* **Stated goal A**: Reproduce the post about a pastor's devotional email in full, word for word.

* **Page extract**:
--*--

Thursday, March 19, 2015

"Hey Pastors-Wanna Protect False Teachers? Here's Your Template!" by Steven Kozar

The following is an actual devotional email sent from the pastor of a large charismatic church (this is the same one that I wrote about on Oct. 31, 2014). This pastor, it just so happens, has a former member that wrote a satirical article on his blog the previous week entitled "Want Some False Doctrine in Your Life? Try These Handy Tips!" Yes, it’s me. It might just be a coincidence that he wrote this right after my blog post, but in any case, I decided to comment on his email/letter that appears to address people like me (his words are in bold and mine are in parenthesis, as usual). In a nutshell, he admits that it's important to teach good doctrine and refute false teachers but, in reality, he gives a free pass to just about any and all false teachers. This pastor believes in Rick Joyner’s book “The Final Quest” so much that he gave it to all of his new, young elders to read. He believes that it is a true understanding of the end times. It is not-it’s a heretical and sickening book, and I told him so. He also is a big fan of Bill Johnson; so much so, that he went to a pastor’s conference at Bethel Church and came home to preach a sermon filled with “Bill Johnsonisms.” Johnson's teaching DVDs are used at this church. So he has been confronted with specific false teachers and their teachings in a respectful manner from his church members. This is not a matter of angry, ignorant parishioners throwing a fit. I believe this email/letter is an example of how a “signs and wonders” pastor glosses over serious theological issues to retain the continued support of his church members.

--*--

Element location data:
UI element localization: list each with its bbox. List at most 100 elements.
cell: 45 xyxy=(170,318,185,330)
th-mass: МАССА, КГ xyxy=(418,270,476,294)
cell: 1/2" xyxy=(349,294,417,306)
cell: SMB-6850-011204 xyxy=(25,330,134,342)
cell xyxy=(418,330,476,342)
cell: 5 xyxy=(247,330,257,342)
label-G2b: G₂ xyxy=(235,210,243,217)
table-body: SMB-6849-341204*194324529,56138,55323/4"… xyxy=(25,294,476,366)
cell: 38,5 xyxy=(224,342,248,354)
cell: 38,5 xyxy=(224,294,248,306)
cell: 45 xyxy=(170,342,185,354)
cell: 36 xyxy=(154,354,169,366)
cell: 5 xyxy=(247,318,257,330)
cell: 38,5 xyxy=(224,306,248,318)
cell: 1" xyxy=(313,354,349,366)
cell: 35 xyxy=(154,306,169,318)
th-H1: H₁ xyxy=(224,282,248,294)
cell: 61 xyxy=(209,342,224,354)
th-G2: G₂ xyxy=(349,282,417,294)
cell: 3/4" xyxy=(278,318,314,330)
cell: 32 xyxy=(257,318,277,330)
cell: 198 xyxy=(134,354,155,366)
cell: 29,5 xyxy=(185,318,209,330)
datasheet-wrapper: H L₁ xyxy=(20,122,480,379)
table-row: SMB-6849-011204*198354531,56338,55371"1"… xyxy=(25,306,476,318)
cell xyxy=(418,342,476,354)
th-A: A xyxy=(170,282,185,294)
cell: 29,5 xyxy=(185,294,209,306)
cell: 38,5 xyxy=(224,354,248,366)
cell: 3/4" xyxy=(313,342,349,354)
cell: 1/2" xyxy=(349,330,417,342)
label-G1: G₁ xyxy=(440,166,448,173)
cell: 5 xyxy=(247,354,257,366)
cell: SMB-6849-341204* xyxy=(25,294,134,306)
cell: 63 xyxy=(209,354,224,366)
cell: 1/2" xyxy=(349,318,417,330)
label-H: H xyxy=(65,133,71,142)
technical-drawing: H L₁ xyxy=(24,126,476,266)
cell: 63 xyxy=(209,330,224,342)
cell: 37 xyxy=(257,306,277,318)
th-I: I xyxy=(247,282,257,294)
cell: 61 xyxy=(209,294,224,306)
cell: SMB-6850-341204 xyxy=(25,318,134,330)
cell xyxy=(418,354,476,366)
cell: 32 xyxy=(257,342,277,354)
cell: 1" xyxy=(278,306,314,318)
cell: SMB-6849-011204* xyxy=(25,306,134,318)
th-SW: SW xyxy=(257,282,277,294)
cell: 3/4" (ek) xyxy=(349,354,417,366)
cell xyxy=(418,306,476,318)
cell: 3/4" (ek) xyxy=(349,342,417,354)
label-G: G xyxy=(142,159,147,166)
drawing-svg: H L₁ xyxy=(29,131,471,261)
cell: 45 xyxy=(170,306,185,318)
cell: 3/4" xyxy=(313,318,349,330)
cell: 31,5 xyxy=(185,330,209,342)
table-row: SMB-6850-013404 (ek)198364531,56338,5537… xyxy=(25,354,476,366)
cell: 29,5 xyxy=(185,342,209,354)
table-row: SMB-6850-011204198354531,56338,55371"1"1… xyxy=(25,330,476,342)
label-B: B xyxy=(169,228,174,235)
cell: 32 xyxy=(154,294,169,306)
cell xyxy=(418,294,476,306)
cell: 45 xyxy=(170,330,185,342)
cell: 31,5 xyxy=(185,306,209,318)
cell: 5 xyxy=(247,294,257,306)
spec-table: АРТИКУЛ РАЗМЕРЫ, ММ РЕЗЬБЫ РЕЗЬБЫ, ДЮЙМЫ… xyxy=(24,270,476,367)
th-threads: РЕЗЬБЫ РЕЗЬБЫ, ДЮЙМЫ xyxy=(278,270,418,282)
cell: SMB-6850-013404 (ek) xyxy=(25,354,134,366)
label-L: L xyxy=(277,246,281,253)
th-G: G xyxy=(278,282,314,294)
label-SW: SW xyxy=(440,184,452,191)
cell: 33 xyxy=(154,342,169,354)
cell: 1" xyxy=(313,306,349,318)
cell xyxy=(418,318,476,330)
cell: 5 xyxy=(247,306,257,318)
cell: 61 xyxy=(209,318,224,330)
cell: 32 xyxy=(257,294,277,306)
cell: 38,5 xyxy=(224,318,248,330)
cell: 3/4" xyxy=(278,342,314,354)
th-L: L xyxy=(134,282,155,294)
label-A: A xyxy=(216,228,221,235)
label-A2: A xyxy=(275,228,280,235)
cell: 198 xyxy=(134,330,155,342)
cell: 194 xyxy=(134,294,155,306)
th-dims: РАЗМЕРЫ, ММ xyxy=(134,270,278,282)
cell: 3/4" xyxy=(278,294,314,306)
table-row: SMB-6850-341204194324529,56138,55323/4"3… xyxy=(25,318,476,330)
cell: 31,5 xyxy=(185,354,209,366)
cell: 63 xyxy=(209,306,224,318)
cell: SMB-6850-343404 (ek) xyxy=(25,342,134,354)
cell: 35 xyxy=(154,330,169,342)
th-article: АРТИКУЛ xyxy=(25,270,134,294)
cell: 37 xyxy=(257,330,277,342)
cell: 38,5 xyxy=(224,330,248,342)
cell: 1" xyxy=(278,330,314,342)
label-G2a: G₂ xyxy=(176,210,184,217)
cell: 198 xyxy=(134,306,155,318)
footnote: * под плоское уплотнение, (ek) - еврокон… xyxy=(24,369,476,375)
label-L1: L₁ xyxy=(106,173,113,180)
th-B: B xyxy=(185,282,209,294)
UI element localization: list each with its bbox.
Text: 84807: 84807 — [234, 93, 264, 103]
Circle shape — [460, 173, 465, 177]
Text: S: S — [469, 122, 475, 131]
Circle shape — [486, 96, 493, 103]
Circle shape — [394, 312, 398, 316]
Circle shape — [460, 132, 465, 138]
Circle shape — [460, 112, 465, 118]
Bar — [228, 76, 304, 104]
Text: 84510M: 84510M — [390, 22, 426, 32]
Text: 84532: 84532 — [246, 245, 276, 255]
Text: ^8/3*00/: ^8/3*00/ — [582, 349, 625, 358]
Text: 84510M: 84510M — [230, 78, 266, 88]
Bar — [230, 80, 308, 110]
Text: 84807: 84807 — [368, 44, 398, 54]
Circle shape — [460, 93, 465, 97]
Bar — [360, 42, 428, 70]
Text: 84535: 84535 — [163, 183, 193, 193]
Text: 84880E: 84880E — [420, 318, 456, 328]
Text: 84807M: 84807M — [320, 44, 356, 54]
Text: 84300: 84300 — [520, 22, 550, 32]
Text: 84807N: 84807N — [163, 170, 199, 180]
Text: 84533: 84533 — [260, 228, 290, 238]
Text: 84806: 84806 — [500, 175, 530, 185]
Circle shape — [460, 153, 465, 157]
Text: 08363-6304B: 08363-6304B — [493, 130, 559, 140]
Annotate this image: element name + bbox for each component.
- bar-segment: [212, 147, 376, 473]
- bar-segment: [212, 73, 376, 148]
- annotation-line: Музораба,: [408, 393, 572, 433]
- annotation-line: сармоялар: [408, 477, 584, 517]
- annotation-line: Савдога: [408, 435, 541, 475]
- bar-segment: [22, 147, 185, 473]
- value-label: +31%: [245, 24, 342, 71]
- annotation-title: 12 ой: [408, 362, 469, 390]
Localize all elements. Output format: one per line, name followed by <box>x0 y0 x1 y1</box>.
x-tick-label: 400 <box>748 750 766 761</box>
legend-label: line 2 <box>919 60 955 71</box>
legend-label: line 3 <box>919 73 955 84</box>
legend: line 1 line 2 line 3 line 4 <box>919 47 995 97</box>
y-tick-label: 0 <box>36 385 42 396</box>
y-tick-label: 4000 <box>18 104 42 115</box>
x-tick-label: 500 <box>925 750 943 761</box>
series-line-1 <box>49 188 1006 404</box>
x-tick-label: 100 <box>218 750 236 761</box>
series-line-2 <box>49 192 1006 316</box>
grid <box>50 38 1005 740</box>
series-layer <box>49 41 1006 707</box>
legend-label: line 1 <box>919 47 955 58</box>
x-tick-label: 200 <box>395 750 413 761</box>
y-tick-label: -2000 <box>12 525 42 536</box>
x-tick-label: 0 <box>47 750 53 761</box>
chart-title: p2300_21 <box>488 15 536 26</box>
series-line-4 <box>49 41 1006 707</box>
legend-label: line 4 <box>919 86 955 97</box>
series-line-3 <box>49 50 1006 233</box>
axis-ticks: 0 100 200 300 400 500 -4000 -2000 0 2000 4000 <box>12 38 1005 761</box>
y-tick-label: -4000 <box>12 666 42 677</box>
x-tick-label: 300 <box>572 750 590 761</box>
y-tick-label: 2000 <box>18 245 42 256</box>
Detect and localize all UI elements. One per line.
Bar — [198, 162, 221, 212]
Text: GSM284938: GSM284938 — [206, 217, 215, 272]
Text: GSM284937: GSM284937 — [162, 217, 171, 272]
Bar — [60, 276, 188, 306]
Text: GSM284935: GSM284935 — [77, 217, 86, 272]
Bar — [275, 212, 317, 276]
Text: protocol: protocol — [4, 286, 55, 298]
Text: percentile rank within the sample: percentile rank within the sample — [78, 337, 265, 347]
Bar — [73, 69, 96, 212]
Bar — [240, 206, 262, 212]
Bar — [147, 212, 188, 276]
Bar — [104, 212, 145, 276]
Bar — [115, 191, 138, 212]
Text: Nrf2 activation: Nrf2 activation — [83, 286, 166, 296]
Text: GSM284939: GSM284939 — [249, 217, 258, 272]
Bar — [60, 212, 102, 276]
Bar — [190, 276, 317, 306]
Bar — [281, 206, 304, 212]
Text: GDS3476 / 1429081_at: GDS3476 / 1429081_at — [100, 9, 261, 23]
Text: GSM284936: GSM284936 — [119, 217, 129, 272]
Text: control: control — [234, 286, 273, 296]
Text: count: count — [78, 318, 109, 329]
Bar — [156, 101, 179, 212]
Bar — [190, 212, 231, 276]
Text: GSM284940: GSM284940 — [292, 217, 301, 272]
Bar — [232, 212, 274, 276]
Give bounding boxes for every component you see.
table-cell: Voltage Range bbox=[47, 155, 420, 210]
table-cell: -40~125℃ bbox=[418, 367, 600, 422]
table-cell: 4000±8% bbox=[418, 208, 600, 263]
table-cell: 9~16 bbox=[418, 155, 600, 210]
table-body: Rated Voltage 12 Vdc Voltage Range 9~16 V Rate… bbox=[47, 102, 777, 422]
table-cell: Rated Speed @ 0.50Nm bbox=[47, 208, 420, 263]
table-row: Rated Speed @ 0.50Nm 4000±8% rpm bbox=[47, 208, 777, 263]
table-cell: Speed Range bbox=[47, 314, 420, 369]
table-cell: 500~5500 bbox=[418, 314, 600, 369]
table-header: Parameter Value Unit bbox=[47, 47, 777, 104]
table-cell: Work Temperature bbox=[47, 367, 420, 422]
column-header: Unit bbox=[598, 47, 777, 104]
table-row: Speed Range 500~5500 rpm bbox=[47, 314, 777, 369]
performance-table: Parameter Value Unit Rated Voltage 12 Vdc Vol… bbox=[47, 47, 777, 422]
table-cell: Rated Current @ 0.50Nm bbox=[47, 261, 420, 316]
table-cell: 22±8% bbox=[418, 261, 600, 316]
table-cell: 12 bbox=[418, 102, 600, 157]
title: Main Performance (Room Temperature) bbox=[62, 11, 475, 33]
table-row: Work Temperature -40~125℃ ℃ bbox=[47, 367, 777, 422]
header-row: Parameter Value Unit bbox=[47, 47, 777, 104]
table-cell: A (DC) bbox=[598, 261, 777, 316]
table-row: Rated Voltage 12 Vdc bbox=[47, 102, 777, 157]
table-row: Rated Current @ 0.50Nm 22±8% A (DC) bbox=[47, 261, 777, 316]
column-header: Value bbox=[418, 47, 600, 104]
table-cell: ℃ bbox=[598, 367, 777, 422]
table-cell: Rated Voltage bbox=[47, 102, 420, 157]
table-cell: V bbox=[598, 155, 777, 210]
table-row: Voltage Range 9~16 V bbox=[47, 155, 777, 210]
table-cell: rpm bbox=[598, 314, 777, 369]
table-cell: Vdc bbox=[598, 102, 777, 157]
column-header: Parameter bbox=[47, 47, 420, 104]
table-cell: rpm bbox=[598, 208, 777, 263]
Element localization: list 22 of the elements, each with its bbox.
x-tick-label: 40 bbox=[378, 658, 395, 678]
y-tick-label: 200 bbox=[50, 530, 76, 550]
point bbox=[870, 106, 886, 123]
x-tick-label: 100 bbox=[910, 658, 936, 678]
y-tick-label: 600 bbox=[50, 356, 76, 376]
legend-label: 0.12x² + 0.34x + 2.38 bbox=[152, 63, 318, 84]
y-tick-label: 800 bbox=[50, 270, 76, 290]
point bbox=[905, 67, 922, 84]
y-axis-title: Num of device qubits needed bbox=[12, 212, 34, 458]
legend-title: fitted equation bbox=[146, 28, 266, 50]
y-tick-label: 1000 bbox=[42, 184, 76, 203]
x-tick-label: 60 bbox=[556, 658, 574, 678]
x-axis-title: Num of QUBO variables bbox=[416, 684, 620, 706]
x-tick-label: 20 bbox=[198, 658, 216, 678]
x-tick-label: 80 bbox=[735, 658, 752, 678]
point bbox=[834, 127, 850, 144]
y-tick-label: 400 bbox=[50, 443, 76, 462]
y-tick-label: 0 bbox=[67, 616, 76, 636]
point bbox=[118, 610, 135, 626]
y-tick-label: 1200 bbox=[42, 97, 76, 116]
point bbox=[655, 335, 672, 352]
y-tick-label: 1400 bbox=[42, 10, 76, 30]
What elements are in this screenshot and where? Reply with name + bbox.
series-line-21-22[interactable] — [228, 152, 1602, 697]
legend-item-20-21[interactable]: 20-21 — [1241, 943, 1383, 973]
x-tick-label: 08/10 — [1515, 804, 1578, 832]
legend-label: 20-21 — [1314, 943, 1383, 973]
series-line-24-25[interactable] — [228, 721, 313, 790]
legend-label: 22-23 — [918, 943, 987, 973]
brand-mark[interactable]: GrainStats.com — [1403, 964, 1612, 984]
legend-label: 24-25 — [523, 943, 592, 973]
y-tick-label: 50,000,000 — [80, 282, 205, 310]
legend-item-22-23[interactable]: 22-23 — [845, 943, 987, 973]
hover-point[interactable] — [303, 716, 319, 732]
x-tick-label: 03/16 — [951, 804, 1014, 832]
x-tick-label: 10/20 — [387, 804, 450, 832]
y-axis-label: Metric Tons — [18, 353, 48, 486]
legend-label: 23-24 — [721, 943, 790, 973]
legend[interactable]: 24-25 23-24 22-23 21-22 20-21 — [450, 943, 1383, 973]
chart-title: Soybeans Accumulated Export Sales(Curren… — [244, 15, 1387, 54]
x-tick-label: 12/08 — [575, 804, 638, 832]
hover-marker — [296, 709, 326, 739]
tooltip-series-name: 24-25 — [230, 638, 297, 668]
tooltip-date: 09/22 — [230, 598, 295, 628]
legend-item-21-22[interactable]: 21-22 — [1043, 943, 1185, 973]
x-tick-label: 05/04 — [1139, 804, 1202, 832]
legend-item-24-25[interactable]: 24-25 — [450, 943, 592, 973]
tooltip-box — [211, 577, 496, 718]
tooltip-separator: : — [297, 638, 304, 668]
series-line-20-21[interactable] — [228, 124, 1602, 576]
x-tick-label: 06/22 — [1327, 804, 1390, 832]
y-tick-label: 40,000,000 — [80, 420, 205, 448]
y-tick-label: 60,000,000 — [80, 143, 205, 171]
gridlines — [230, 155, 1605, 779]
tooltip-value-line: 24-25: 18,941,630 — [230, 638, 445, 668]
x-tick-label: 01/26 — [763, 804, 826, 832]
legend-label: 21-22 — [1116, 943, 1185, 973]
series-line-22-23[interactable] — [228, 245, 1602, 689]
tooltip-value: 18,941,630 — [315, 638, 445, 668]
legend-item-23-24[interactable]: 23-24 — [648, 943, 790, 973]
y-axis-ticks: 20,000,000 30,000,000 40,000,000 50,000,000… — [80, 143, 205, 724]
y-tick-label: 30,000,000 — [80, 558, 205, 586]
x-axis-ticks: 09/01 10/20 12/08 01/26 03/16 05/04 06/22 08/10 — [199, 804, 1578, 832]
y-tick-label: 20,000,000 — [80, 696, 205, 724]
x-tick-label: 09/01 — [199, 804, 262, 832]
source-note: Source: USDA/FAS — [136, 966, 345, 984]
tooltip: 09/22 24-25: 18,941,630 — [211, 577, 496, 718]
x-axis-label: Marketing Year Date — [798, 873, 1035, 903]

--*--

* **Stated goal B**: Count the lines in the rows that contain the string "Unit" (matching case) and give only that number.

* **Expected output A**:
Thursday, March 19, 2015

"Hey Pastors-Wanna Protect False Teachers? Here's Your Template!" by Steven Kozar

The following is an actual devotional email sent from the pastor of a large charismatic church (this is the same one that I wrote about on Oct. 31, 2014). This pastor, it just so happens, has a former member that wrote a satirical article on his blog the previous week entitled "Want Some False Doctrine in Your Life? Try These Handy Tips!" Yes, it’s me. It might just be a coincidence that he wrote this right after my blog post, but in any case, I decided to comment on his email/letter that appears to address people like me (his words are in bold and mine are in parenthesis, as usual). In a nutshell, he admits that it's important to teach good doctrine and refute false teachers but, in reality, he gives a free pass to just about any and all false teachers. This pastor believes in Rick Joyner’s book “The Final Quest” so much that he gave it to all of his new, young elders to read. He believes that it is a true understanding of the end times. It is not-it’s a heretical and sickening book, and I told him so. He also is a big fan of Bill Johnson; so much so, that he went to a pastor’s conference at Bethel Church and came home to preach a sermon filled with “Bill Johnsonisms.” Johnson's teaching DVDs are used at this church. So he has been confronted with specific false teachers and their teachings in a respectful manner from his church members. This is not a matter of angry, ignorant parishioners throwing a fit. I believe this email/letter is an example of how a “signs and wonders” pastor glosses over serious theological issues to retain the continued support of his church members.

* **Expected output B**: 4